[Short problem] Check every line below for the word "perYear" and copy the ones that have it.

Extracted records:
===
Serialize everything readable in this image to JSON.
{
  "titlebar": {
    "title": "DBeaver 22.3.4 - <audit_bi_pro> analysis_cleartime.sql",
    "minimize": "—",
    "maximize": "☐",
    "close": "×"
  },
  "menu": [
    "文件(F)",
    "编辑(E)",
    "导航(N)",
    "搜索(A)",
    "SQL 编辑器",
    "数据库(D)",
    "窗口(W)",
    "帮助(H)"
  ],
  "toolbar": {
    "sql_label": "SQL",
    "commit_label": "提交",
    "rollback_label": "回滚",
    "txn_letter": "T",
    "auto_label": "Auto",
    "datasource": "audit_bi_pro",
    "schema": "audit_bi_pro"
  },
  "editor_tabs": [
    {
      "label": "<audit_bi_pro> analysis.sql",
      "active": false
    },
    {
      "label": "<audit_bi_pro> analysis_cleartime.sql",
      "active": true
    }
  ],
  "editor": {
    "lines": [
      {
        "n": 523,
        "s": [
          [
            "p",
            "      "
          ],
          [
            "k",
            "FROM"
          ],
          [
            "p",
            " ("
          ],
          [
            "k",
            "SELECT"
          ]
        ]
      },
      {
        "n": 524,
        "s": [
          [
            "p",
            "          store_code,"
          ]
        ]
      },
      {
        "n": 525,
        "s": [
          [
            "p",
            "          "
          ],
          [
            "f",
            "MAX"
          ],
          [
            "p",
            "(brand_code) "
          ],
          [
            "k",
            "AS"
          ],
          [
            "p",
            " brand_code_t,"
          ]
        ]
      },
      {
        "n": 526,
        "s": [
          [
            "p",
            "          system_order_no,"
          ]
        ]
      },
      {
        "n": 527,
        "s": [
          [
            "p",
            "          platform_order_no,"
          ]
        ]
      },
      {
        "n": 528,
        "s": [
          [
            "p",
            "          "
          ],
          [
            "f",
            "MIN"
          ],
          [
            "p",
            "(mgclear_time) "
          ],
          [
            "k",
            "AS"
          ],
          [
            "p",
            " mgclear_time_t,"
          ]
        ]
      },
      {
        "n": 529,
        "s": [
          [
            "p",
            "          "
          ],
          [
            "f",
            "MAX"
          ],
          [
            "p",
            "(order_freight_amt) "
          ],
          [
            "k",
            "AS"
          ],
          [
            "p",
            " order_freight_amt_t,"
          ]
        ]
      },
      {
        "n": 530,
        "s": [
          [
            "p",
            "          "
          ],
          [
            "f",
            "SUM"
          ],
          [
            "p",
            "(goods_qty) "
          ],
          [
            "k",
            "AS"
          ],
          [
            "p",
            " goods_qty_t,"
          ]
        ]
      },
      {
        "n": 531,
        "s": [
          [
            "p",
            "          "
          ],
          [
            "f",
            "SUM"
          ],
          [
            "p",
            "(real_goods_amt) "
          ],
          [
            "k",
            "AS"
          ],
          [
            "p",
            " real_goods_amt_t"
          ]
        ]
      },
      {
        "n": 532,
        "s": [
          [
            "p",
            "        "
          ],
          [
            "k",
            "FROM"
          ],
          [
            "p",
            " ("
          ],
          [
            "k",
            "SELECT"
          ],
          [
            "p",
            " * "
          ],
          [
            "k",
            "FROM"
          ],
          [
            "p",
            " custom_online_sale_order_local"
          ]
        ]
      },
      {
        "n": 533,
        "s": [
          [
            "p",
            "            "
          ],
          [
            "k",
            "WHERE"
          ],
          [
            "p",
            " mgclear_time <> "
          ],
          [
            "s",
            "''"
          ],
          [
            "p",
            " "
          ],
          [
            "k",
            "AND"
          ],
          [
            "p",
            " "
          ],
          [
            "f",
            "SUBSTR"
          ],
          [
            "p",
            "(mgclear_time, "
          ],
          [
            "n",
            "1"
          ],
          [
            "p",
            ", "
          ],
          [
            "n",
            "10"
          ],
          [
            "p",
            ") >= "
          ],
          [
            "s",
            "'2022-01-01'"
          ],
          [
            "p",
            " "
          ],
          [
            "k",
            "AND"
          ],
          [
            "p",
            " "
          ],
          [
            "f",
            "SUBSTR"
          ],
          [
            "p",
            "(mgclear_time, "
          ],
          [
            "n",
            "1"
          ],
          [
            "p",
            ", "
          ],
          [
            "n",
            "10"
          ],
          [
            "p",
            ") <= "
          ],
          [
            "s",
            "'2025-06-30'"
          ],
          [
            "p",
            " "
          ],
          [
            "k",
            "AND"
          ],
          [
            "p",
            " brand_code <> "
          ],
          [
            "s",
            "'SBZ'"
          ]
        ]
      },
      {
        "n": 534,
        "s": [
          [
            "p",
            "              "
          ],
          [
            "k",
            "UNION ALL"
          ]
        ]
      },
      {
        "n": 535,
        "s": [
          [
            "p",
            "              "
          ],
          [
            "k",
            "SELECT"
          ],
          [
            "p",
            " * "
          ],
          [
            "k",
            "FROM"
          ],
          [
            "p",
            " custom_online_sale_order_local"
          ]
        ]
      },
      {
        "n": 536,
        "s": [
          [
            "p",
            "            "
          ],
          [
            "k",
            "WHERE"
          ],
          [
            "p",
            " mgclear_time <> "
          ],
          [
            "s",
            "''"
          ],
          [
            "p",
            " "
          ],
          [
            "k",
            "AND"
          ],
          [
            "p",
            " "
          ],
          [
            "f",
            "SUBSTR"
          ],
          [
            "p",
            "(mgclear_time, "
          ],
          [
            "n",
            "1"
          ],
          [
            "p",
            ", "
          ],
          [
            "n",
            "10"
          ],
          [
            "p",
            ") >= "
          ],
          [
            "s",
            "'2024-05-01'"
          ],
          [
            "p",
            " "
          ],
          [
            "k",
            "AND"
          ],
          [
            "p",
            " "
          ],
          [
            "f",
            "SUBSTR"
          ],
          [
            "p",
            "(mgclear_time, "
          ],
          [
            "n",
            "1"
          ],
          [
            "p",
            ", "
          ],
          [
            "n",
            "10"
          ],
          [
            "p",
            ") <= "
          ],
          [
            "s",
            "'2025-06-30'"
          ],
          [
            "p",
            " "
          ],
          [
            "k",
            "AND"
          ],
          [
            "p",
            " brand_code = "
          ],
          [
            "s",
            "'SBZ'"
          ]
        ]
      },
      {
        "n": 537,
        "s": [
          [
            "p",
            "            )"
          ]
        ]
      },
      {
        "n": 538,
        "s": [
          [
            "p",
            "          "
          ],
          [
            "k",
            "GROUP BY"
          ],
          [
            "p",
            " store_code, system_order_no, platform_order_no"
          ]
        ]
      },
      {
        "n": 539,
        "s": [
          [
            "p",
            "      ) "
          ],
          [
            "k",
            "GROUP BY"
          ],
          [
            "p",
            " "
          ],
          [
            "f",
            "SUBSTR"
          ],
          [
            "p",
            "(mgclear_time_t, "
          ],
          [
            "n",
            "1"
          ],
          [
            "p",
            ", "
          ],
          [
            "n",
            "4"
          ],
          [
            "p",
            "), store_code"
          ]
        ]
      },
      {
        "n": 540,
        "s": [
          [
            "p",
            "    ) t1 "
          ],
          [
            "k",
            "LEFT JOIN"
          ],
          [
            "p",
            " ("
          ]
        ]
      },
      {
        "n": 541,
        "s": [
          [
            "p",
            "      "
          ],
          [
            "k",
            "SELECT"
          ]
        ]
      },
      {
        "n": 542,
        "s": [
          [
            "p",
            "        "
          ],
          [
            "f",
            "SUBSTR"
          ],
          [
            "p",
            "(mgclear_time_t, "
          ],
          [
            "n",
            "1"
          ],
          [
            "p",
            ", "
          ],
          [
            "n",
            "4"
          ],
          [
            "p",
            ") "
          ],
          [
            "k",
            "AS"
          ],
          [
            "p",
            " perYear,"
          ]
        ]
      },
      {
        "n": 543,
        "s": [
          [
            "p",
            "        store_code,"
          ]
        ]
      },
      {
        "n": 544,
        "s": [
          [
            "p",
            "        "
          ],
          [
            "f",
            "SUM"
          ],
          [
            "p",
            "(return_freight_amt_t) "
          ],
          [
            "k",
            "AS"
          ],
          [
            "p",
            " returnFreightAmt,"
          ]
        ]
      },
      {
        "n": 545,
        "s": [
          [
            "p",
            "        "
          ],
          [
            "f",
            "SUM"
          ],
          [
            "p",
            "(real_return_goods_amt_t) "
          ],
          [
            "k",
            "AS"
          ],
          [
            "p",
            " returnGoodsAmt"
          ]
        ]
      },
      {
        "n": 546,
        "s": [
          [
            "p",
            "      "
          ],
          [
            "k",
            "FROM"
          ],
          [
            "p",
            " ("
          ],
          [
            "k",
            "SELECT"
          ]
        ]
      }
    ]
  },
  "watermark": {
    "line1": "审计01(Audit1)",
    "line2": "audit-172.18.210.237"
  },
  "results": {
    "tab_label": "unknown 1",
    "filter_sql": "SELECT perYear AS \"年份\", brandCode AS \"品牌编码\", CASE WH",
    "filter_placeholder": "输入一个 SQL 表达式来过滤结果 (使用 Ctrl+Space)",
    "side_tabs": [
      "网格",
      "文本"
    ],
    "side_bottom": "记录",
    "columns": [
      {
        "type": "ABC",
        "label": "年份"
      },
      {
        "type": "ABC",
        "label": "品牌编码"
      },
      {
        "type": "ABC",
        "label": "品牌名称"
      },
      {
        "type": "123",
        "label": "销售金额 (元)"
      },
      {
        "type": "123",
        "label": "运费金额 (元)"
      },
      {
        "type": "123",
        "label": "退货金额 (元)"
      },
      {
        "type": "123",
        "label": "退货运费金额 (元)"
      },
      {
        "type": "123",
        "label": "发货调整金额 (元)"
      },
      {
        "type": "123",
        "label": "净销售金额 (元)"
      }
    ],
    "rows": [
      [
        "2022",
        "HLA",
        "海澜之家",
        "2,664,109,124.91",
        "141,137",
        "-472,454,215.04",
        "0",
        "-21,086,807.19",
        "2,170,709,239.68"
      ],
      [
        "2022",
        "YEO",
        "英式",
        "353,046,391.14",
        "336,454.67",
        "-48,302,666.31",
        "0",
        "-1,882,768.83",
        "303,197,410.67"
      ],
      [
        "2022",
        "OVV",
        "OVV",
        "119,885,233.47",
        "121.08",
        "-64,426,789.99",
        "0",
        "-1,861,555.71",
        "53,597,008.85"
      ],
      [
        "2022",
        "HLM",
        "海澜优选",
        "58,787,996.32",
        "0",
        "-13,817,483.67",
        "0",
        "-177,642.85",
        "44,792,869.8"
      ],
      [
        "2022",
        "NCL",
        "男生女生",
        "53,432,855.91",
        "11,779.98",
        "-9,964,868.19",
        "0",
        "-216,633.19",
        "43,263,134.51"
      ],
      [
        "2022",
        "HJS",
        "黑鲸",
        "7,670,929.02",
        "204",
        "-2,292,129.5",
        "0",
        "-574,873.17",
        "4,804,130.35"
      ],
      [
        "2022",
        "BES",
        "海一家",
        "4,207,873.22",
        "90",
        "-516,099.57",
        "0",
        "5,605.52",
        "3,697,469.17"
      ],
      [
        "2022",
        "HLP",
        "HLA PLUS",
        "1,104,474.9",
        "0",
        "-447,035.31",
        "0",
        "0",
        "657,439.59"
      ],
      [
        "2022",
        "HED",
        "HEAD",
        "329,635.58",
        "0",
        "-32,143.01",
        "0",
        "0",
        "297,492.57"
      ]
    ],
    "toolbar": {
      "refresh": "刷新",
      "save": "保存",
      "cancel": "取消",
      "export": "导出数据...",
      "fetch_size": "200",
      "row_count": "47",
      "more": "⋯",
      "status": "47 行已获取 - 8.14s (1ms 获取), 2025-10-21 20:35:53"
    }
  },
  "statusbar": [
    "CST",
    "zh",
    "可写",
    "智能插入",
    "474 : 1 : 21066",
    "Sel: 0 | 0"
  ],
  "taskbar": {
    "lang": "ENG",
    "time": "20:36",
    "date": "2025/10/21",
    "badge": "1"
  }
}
===
[Reply to the exercise]
            " perYear,"
    "filter_sql": "SELECT perYear AS \"年份\", brandCode AS \"品牌编码\", CASE WH",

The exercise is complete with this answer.